(Data entries)
= = =
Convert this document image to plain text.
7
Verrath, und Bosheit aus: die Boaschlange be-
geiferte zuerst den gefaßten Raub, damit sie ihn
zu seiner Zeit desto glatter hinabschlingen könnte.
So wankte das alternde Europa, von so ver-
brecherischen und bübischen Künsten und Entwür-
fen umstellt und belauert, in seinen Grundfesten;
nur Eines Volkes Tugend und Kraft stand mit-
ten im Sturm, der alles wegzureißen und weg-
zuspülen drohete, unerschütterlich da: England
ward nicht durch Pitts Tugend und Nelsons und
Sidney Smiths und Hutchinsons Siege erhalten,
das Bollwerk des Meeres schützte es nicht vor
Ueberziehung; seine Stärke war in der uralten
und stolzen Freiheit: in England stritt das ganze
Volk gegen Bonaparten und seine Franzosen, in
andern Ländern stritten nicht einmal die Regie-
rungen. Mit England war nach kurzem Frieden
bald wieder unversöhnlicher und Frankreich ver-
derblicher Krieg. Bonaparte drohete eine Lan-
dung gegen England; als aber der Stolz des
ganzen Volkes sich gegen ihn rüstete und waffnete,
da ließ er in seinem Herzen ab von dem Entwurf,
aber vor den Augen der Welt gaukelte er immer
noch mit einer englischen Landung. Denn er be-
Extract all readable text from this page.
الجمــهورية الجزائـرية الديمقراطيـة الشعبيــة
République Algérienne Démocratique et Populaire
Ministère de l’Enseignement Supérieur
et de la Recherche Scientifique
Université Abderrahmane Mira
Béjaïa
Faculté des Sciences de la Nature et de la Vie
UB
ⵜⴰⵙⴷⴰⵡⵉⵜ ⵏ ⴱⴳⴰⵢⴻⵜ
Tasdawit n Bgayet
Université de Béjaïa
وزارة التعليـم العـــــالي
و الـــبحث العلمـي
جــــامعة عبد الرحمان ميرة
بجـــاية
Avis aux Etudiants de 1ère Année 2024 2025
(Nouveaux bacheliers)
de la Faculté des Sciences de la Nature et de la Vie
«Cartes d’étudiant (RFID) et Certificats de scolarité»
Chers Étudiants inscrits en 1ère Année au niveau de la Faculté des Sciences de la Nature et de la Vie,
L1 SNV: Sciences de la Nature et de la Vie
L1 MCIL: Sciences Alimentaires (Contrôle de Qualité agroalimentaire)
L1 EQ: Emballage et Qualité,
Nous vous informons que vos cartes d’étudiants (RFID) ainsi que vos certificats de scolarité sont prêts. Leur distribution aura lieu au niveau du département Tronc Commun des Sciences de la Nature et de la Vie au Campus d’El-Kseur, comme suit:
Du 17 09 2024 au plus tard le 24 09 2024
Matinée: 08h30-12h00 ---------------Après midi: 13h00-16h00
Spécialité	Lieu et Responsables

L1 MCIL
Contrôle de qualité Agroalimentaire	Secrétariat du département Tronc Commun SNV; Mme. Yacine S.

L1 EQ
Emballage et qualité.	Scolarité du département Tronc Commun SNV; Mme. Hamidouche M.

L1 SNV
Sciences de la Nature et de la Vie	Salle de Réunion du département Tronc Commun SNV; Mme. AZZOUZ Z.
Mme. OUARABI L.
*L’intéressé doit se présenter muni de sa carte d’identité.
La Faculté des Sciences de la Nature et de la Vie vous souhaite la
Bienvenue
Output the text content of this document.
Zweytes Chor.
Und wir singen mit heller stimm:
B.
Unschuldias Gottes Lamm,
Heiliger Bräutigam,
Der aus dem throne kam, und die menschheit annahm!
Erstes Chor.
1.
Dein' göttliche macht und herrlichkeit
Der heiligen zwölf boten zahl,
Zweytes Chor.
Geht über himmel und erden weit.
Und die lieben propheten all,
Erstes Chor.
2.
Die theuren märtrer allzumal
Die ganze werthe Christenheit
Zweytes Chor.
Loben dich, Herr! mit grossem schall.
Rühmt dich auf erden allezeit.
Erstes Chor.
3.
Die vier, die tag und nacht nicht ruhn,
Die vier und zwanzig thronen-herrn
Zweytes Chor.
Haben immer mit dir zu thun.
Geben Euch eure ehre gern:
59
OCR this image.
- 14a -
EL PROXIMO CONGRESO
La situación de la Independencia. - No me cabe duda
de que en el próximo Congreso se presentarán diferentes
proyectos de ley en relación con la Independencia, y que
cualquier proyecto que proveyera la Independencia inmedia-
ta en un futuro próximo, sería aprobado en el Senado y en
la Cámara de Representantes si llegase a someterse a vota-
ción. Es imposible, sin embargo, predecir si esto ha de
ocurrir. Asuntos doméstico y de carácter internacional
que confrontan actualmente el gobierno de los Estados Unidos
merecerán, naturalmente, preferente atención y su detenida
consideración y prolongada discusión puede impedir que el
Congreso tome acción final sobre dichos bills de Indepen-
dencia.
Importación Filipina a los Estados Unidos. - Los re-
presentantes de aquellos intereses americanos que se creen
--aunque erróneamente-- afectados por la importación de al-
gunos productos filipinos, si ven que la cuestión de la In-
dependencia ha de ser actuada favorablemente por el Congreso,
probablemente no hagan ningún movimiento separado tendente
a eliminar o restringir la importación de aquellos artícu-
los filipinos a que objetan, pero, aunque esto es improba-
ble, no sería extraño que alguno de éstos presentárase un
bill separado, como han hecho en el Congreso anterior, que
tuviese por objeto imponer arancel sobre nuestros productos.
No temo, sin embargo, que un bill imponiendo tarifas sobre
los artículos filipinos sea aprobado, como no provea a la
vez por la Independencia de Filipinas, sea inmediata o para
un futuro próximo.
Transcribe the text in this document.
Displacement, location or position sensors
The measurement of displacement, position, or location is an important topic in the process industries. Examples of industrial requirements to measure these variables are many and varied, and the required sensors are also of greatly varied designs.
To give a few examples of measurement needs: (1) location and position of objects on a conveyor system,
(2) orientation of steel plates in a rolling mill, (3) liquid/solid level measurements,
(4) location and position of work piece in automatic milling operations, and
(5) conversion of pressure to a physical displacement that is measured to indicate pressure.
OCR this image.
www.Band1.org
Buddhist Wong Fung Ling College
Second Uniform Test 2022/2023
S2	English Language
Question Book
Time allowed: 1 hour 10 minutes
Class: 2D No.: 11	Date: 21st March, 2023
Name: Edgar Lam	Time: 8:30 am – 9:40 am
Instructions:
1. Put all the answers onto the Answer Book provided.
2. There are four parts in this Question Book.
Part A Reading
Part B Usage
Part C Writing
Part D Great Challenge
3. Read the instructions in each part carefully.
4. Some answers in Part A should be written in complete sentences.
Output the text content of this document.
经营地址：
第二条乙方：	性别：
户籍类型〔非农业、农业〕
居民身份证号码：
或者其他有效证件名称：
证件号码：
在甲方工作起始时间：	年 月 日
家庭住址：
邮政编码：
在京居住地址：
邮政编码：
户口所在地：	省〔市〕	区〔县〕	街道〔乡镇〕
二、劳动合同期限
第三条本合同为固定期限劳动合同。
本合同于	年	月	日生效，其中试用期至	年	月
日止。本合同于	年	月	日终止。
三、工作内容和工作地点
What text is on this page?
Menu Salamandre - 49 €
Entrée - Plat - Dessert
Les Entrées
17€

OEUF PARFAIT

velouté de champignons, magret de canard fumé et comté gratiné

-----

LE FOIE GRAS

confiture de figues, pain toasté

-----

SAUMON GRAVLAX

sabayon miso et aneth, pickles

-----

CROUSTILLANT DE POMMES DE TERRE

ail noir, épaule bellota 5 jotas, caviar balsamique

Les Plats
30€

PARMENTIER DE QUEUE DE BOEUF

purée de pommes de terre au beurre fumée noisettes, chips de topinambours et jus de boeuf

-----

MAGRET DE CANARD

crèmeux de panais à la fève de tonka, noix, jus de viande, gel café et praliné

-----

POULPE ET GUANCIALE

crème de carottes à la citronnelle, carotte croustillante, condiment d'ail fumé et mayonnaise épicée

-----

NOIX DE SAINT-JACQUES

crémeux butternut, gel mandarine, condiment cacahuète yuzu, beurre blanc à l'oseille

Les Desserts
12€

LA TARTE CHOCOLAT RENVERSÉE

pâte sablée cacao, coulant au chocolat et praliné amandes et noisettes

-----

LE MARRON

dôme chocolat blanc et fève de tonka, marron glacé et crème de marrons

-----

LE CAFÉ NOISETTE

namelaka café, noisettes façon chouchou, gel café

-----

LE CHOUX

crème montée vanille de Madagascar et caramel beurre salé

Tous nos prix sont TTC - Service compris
= = =
Exercise: Return each line with "separado".

Output for this exercise:
probablemente no hagan ningún movimiento separado tendente
bill separado, como han hecho en el Congreso anterior, que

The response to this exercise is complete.